Keep only the lines of the listing that include the word "UTILITIES", and copy them.
[begin Material provided]
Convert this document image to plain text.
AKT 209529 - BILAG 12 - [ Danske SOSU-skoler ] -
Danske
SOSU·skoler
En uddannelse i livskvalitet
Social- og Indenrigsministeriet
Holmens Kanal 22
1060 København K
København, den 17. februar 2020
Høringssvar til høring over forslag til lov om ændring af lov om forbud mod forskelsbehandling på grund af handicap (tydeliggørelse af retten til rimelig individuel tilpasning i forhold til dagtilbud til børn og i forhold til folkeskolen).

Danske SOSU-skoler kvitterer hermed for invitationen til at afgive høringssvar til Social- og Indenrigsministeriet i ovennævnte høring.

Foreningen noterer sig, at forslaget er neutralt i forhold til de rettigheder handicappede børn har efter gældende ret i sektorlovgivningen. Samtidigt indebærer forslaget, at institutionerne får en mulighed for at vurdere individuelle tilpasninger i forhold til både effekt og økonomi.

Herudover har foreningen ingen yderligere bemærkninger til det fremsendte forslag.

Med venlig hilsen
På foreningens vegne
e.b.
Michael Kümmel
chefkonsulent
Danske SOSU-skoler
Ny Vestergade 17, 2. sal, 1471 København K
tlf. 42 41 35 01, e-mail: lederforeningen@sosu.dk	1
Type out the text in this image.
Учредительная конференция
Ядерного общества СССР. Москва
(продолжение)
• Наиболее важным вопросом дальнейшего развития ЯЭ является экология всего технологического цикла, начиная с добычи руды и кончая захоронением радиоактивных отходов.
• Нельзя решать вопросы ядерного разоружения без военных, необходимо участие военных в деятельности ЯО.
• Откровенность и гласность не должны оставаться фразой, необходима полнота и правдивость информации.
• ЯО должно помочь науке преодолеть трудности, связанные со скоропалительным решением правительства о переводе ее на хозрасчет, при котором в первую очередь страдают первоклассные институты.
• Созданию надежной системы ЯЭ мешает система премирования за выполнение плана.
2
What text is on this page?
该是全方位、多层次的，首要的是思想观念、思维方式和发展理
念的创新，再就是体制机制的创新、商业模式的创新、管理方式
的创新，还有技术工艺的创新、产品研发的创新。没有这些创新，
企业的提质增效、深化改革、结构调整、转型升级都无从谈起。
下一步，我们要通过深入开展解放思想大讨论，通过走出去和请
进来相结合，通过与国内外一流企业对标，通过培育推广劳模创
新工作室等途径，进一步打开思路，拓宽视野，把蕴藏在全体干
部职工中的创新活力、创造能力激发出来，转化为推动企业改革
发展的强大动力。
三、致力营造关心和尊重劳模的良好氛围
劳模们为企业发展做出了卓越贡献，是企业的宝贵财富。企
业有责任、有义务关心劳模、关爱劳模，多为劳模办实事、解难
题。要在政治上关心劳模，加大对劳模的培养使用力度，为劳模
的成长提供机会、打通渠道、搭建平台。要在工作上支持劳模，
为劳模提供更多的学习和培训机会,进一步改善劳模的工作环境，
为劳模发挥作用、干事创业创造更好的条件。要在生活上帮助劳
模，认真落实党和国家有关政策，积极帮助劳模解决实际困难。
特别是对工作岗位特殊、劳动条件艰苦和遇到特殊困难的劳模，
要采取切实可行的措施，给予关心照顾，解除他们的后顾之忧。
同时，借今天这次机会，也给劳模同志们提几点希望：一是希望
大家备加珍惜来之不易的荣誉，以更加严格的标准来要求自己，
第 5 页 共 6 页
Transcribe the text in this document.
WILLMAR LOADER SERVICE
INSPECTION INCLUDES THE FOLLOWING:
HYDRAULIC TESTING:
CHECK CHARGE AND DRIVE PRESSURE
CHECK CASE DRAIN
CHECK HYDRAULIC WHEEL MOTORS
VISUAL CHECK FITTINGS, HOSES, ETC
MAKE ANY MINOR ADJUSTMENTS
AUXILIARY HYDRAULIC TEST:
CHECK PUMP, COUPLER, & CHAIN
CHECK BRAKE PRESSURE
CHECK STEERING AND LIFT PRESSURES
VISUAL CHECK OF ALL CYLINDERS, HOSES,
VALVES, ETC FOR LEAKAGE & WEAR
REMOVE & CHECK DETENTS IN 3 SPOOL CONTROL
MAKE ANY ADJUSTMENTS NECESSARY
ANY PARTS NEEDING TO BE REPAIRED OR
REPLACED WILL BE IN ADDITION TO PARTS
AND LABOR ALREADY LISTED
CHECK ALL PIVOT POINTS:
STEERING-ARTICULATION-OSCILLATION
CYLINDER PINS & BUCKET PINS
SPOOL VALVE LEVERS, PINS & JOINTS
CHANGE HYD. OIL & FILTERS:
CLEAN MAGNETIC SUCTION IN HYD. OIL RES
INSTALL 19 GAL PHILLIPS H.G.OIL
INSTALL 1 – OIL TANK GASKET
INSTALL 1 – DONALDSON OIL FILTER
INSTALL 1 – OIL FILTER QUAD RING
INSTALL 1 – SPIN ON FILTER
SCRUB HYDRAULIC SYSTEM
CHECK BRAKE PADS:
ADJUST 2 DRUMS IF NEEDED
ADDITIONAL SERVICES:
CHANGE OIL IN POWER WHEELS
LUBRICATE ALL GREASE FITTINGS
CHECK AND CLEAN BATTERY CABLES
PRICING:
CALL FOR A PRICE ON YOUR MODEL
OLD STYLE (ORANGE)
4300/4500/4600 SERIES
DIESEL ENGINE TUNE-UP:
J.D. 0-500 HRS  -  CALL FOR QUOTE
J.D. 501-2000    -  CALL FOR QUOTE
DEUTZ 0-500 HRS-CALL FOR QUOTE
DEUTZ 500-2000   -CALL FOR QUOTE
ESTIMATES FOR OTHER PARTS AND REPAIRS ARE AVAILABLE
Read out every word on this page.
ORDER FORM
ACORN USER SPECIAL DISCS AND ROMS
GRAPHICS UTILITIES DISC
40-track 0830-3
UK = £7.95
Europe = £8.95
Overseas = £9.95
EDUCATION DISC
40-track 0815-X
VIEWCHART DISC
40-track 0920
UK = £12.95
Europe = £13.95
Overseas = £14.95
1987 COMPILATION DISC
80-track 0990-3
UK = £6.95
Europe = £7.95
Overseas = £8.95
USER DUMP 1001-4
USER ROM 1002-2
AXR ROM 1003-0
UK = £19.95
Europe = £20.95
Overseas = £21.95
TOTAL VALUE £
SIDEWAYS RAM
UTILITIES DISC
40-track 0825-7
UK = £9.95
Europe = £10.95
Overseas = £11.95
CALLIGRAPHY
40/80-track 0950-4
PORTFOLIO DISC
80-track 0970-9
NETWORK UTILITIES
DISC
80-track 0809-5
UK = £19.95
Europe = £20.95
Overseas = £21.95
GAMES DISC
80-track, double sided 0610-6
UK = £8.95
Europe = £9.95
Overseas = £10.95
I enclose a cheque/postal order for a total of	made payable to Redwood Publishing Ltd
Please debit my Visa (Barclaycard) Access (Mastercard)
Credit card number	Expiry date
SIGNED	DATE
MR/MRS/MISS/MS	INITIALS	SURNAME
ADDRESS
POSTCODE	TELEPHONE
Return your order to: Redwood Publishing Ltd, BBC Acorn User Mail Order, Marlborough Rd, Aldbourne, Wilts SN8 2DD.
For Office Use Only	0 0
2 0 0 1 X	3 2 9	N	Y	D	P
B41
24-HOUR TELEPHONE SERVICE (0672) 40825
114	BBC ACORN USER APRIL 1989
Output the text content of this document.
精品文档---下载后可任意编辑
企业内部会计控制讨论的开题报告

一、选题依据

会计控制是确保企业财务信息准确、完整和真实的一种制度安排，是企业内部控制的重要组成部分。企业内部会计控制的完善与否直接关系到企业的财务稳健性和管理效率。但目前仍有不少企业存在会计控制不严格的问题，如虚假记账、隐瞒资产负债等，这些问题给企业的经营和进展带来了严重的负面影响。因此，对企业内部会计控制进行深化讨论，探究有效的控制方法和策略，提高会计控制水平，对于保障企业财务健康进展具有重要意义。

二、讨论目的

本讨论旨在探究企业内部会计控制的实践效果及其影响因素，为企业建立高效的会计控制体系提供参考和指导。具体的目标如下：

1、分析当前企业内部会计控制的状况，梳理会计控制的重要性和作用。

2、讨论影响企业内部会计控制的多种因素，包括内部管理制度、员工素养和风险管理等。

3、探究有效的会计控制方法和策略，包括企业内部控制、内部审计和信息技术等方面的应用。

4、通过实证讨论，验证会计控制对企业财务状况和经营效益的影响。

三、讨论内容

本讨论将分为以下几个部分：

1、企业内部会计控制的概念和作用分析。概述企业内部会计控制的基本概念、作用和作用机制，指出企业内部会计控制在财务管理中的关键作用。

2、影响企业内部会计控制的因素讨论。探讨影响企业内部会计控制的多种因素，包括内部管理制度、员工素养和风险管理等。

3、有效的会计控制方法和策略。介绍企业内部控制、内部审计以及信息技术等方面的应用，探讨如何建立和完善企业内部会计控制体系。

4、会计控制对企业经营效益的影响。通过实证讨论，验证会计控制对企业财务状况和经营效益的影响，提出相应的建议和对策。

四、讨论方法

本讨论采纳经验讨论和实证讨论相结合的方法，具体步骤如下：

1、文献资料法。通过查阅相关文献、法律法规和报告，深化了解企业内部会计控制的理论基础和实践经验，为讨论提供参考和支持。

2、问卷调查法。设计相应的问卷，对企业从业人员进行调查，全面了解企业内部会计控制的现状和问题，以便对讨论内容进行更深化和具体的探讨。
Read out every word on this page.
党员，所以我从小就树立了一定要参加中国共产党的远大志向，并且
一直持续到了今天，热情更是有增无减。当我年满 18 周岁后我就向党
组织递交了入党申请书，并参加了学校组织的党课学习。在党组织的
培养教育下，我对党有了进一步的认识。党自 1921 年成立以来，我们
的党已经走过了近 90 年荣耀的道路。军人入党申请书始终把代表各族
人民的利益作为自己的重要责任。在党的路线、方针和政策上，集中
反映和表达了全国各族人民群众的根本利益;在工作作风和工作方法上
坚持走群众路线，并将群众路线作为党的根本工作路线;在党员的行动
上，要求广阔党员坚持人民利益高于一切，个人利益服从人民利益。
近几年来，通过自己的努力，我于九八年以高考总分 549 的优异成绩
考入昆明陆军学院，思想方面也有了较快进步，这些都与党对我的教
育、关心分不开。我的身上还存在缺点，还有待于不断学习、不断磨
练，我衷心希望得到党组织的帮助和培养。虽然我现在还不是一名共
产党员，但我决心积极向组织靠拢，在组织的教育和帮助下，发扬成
[end Material provided]
=== Correct output ===
GRAPHICS UTILITIES DISC
UTILITIES DISC
NETWORK UTILITIES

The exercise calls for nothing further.